## Given exercise
Pull each line containing "with" out of the data and copy it.

## Records
"""

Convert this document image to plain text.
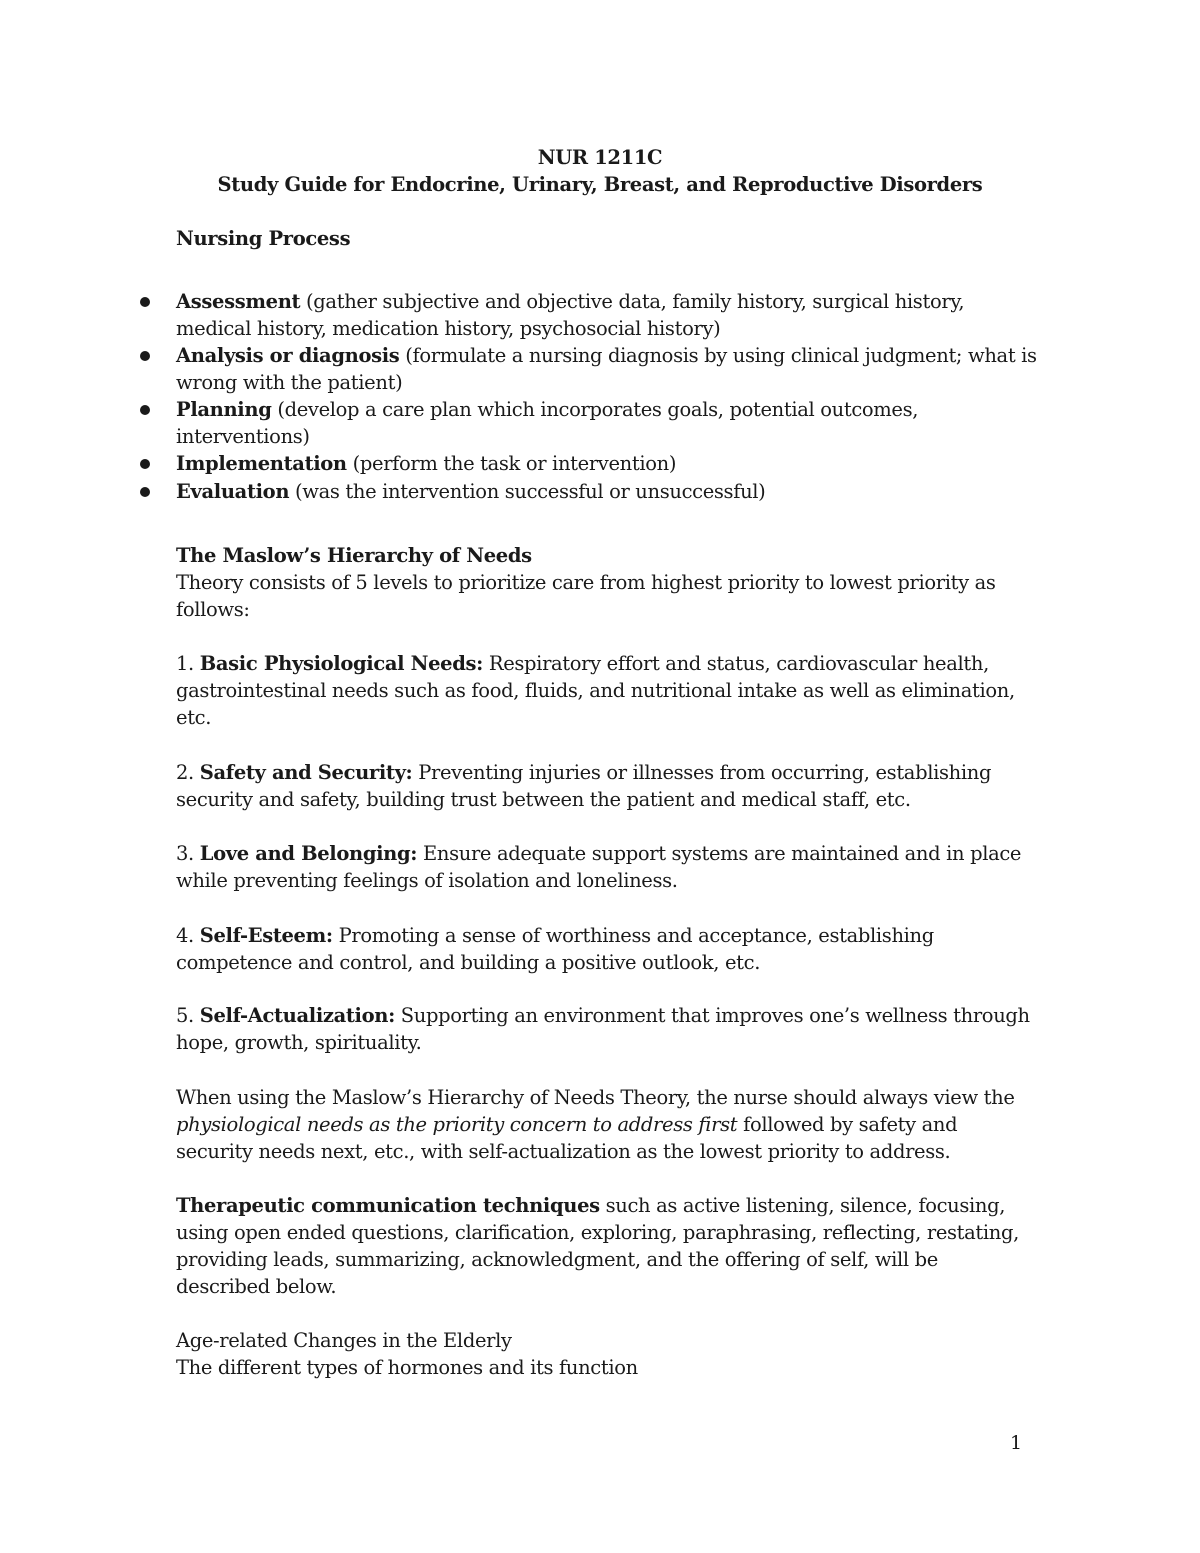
NUR 1211C
Study Guide for Endocrine, Urinary, Breast, and Reproductive Disorders
Nursing Process
Assessment (gather subjective and objective data, family history, surgical history,
medical history, medication history, psychosocial history)
Analysis or diagnosis (formulate a nursing diagnosis by using clinical judgment; what is
wrong with the patient)
Planning (develop a care plan which incorporates goals, potential outcomes,
interventions)
Implementation (perform the task or intervention)
Evaluation (was the intervention successful or unsuccessful)
The Maslow’s Hierarchy of Needs
Theory consists of 5 levels to prioritize care from highest priority to lowest priority as
follows:
1. Basic Physiological Needs: Respiratory effort and status, cardiovascular health,
gastrointestinal needs such as food, fluids, and nutritional intake as well as elimination,
etc.
2. Safety and Security: Preventing injuries or illnesses from occurring, establishing
security and safety, building trust between the patient and medical staff, etc.
3. Love and Belonging: Ensure adequate support systems are maintained and in place
while preventing feelings of isolation and loneliness.
4. Self-Esteem: Promoting a sense of worthiness and acceptance, establishing
competence and control, and building a positive outlook, etc.
5. Self-Actualization: Supporting an environment that improves one’s wellness through
hope, growth, spirituality.
When using the Maslow’s Hierarchy of Needs Theory, the nurse should always view the
physiological needs as the priority concern to address first followed by safety and
security needs next, etc., with self-actualization as the lowest priority to address.
Therapeutic communication techniques such as active listening, silence, focusing,
using open ended questions, clarification, exploring, paraphrasing, reflecting, restating,
providing leads, summarizing, acknowledgment, and the offering of self, will be
described below.
Age-related Changes in the Elderly
The different types of hormones and its function
1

"""

## Solution to the problem
wrong with the patient)
security needs next, etc., with self-actualization as the lowest priority to address.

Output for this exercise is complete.